▶ EXCERPT TO READ
◆ ◆ ◆

Figure 1: A digital photograph of three different concentrated dye solutions sandwiched between a glass slide and a coverslip. From top to bottom: Na-FITC (0.5 g/mL), Rose Bengal (0.3 g/mL), Acid Blue 9 (0.35 g/mL).

Written below is a simple protocol detailing a method to create a fluorescent test sample that can be used to measure the illumination uniformity of your confocal microscope (laser scanning or spinning disk). This protocol is an extension of a procedure originally developed by Michael M. Model at Kent State University involving the formation of concentrated fluorescent dye solutions [1, 2]. As a result of their large optical density, these dye solutions possess the unique property that, if sandwiched between a glass slide and a coverslip, they will only emit fluorescence from an extremely thin, planar region (diffraction-limited in the axial z-direction) immediately adjacent to the coverslip when illuminated with an appropriate excitation wavelength. Therefore, when viewed with a confocal microscope, any non-uniformities in the fluorescence image of the concentrated solution reflect the degree of non-uniformity of the illumination profile for a given set of aligned optical components in the confocal microscope (laser, filters, objective, image forming optics, pinhole(s) and detector). Different dyes can be selected for different excitation/emission wavelength combinations. These concentrated dye solutions are preferred over traditional fluorescent plastic slides for this type of measurement because the plastic slides accentuate the pinhole cross-talk effect due to their intense brightness and thier thickness that extends well beyond the focal volume.


  • latex or nitrile gloves
  • safety goggles
  • 1 mm thick glass slides
  • standard #1.5 thickness (nominal 170 mm) glass coverslips
  • ethanol or isopropyl alcohol
  • clear nail polish
  • lens paper
  • 10 mL pipette and pipette tips
  • 10 mL glass/plastic test tube with stopper
  • test tube vortexer/shaker
  • sonicator bath
  • chemical weighing balance
  • distilled water
  • fluorescent dyes in powder form (see table below) which can be purchased from Sigma-Aldrich
Dye Excitation Wavelength Emission Wavelength Sigma-Aldrich Product code
Sodium-Fluorescein (Na-FITC) Blue (473 nm, 488 nm, 491 nm) Green (510 nm - 560 nm) F6377-100G
Rose Bengal Green(532 nm, 543 nm, 561 nm) Red (560 nm - 620 nm) 198250-5G
Acid Blue 9 Red (633 nm, 642 nm) Deep red (650 -800 nm) 861146-5G


  1. While wearing gloves and safety goggles, clean a single glass slide and coverslip with a few drops ethanol or isopropyl alcohol on a piece of lens paper. Gently wipe the coverslip and glass slide with the wetted paper, avoiding residual streaking.

◆ ◆ ◆

▶ RECORDS
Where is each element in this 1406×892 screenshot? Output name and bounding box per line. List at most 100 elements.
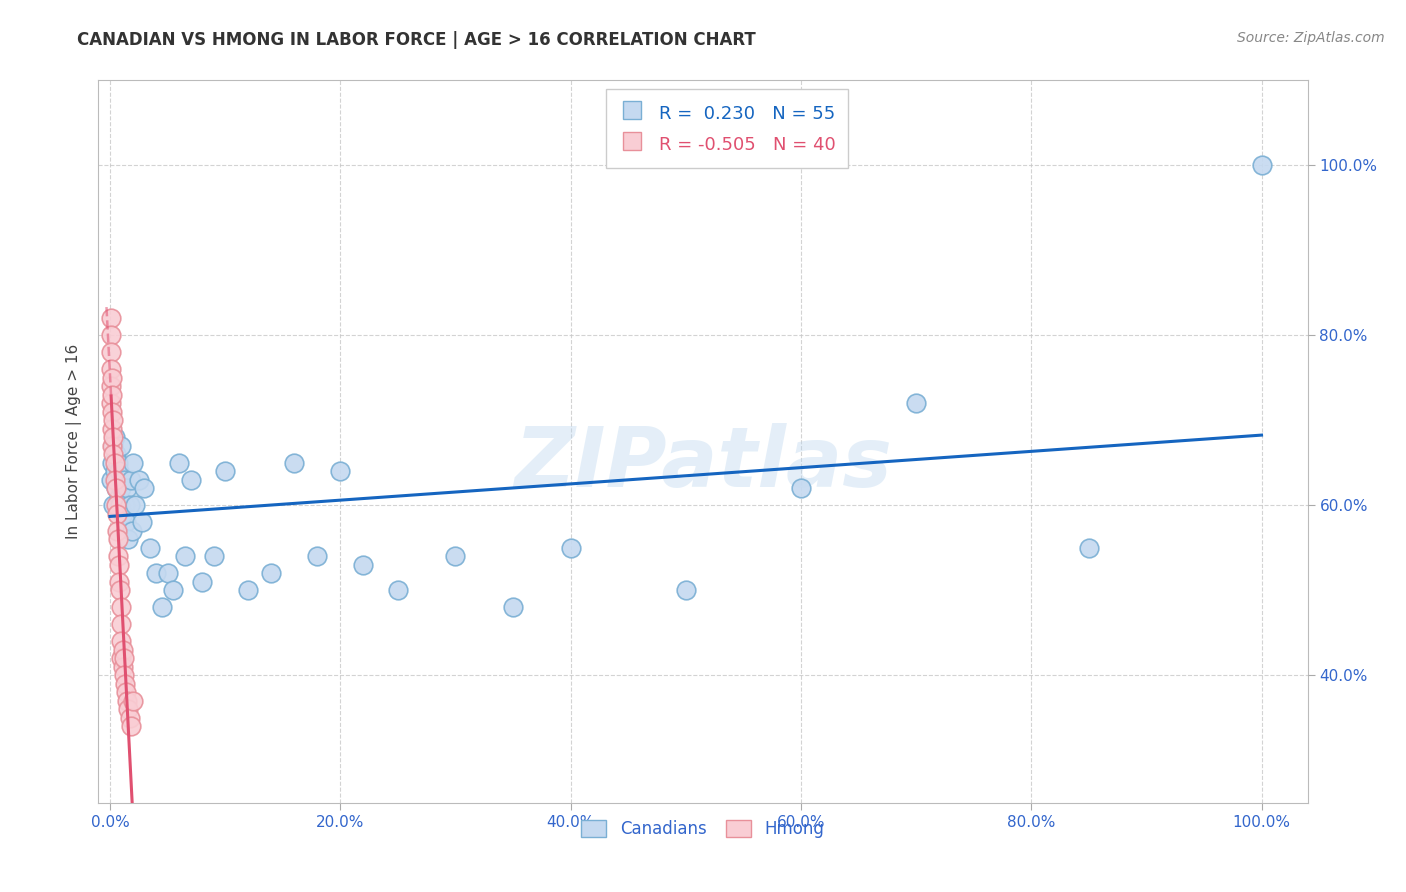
Point (150, 600, 173, 615)
Point (105, 524, 128, 538)
Text: ZIPatlas: ZIPatlas (515, 423, 891, 504)
Point (352, 558, 374, 572)
Point (444, 549, 467, 564)
Point (100, 396, 122, 410)
Point (108, 490, 131, 504)
Point (101, 371, 124, 385)
Point (108, 558, 131, 572)
Point (110, 439, 132, 453)
Point (100, 473, 122, 487)
Point (502, 600, 524, 615)
Point (103, 498, 125, 512)
Point (108, 464, 131, 478)
Point (103, 473, 125, 487)
Point (115, 685, 138, 699)
Point (103, 439, 125, 453)
Point (101, 456, 124, 470)
Point (103, 413, 125, 427)
Point (100, 345, 122, 359)
Point (104, 481, 127, 495)
Point (167, 456, 190, 470)
Point (790, 481, 813, 495)
Point (1077, 541, 1099, 555)
Point (117, 533, 139, 547)
Point (110, 481, 132, 495)
Point (110, 651, 132, 665)
Point (101, 405, 124, 419)
Point (162, 583, 184, 598)
Point (111, 660, 134, 674)
Point (103, 430, 125, 444)
Point (202, 549, 225, 564)
Point (103, 456, 125, 470)
Point (100, 362, 122, 376)
Point (675, 583, 697, 598)
Point (134, 481, 156, 495)
Point (117, 702, 139, 716)
Point (101, 439, 124, 453)
Point (110, 634, 132, 648)
Point (122, 456, 145, 470)
Point (114, 677, 136, 691)
Point (111, 642, 134, 657)
Point (110, 583, 132, 598)
Point (260, 566, 283, 581)
Point (103, 430, 125, 444)
Point (387, 583, 409, 598)
Point (120, 719, 142, 733)
Point (112, 651, 135, 665)
Point (107, 456, 129, 470)
Point (156, 566, 179, 581)
Point (107, 549, 129, 564)
Point (100, 379, 122, 393)
Point (124, 498, 146, 512)
Point (145, 566, 167, 581)
Point (128, 473, 150, 487)
Point (173, 549, 195, 564)
Point (118, 711, 141, 725)
Point (103, 464, 125, 478)
Point (100, 328, 122, 343)
Point (121, 524, 143, 538)
Point (103, 447, 125, 461)
Point (115, 694, 138, 708)
Point (329, 464, 352, 478)
Point (110, 617, 132, 632)
Point (905, 396, 928, 410)
Point (180, 473, 202, 487)
Text: CANADIAN VS HMONG IN LABOR FORCE | AGE > 16 CORRELATION CHART: CANADIAN VS HMONG IN LABOR FORCE | AGE >… (77, 31, 756, 49)
Point (104, 447, 127, 461)
Text: Source: ZipAtlas.com: Source: ZipAtlas.com (1237, 31, 1385, 45)
Point (131, 516, 153, 530)
Point (101, 388, 124, 402)
Point (283, 456, 305, 470)
Point (139, 541, 162, 555)
Point (111, 507, 134, 521)
Point (115, 516, 138, 530)
Point (112, 473, 135, 487)
Point (115, 481, 138, 495)
Point (118, 498, 141, 512)
Point (110, 498, 132, 512)
Point (104, 498, 127, 512)
Y-axis label: In Labor Force | Age > 16: In Labor Force | Age > 16 (66, 344, 83, 539)
Point (191, 574, 214, 589)
Point (122, 694, 145, 708)
Point (101, 422, 124, 436)
Legend: Canadians, Hmong: Canadians, Hmong (575, 814, 831, 845)
Point (110, 600, 132, 615)
Point (104, 481, 127, 495)
Point (108, 574, 131, 589)
Point (107, 533, 129, 547)
Point (100, 311, 122, 326)
Point (236, 583, 259, 598)
Point (120, 473, 142, 487)
Point (114, 498, 136, 512)
Point (307, 549, 329, 564)
Point (560, 541, 582, 555)
Point (105, 507, 128, 521)
Point (112, 668, 135, 682)
Point (105, 473, 128, 487)
Point (1250, 158, 1272, 172)
Point (214, 464, 236, 478)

◆ ◆ ◆

▶ WRITTEN REQUEST A
Copy everything in the confocal illumination protocol from "1. While wearing" down to "avoiding residual streaking.".
▶ WRITTEN REQUEST B
Pick up the confocal illumination protocol after its final sentence and continue writing it.

▶ EXERCISE ANSWER A
1. While wearing gloves and safety goggles, clean a single glass slide and coverslip with a few drops ethanol or isopropyl alcohol on a piece of lens paper. Gently wipe the coverslip and glass slide with the wetted paper, avoiding residual streaking.

▶ EXERCISE ANSWER B
  2. Weigh out 0.5 g of Na-FITC powder on the weighing balance and deposit into the test tube.
  3. Add 1 mL of distilled water into the test tube to yield a Na-FITC solution with a concentration of 0.5 g/mL. Cap the test tube and shake vigorously with the test tube vortexer/shaker for 10 min. The resulting solution should appear homogenous by eye. Rose Bengal and Acid Blue 9 concentrated solutions must be prepared at lower concentrations because of their lower solubility (0.3 g/mL and 0.45 g/mL respectively).
  4. Lower and hold the end of the test tube in the sonicator bath to a depth that matches the depth of the dye in the test tube. Sonicate the solution for 30 min. No heating of the bath is required.
  5. Pipette a 6 mL drop onto the cleaned glass slide. Hold the cleaned coverslip above the drop at a 45 degree angle and allow to fall on the drop causing it to spread to a thin layer between the slide and the coverslip. The exact thickness of the layer between the two glass interfaces does not matter. Let the slide-dye-coverslip sandwich sit for 10 min.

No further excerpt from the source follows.